** START **
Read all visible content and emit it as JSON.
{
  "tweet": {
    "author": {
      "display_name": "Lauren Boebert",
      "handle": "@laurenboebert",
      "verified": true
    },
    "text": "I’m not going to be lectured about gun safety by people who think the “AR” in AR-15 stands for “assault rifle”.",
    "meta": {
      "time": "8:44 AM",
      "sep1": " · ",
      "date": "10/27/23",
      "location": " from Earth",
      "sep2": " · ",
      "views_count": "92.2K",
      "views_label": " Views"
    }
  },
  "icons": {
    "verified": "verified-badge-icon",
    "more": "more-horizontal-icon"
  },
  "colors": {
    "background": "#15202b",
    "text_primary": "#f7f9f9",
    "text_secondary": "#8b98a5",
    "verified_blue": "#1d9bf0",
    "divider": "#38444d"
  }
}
** END **
> **What you will do**: Your task is to output all of the data above word for word.

> **Task response**:
Read all visible content and emit it as JSON.
{
  "tweet": {
    "author": {
      "display_name": "Lauren Boebert",
      "handle": "@laurenboebert",
      "verified": true
    },
    "text": "I’m not going to be lectured about gun safety by people who think the “AR” in AR-15 stands for “assault rifle”.",
    "meta": {
      "time": "8:44 AM",
      "sep1": " · ",
      "date": "10/27/23",
      "location": " from Earth",
      "sep2": " · ",
      "views_count": "92.2K",
      "views_label": " Views"
    }
  },
  "icons": {
    "verified": "verified-badge-icon",
    "more": "more-horizontal-icon"
  },
  "colors": {
    "background": "#15202b",
    "text_primary": "#f7f9f9",
    "text_secondary": "#8b98a5",
    "verified_blue": "#1d9bf0",
    "divider": "#38444d"
  }
}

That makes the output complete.